* [What this task involves]: Beneath this task is a listing. State how many of its lines include the string "caption", giving nothing but the number.

[Stored dataset items]
──────────

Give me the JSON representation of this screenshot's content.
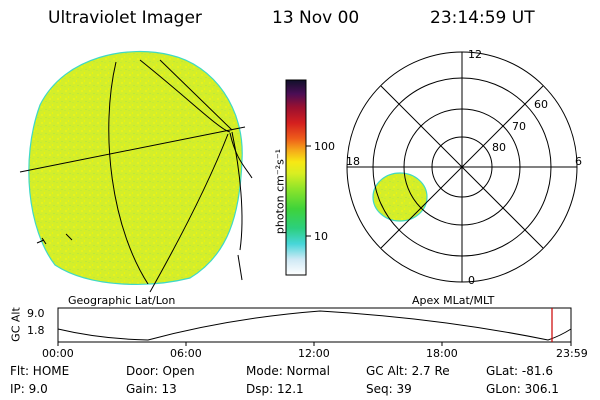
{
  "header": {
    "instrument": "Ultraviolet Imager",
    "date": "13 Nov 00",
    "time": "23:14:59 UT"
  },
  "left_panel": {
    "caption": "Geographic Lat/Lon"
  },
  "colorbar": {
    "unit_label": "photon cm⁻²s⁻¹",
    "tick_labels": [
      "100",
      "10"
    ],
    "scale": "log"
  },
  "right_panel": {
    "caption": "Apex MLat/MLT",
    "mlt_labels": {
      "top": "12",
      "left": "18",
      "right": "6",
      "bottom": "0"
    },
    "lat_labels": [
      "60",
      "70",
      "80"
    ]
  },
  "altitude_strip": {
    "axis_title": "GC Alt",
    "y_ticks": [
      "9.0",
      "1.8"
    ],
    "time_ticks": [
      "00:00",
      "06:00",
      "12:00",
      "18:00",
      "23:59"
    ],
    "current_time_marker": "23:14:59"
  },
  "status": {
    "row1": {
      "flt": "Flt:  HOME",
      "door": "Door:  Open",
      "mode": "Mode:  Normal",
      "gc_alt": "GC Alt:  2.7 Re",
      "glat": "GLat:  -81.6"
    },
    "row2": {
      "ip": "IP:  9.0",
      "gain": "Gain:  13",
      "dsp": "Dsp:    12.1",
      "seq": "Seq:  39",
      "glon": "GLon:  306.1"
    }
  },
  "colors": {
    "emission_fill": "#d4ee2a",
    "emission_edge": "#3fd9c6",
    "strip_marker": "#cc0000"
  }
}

──────────

* [Answer]: 2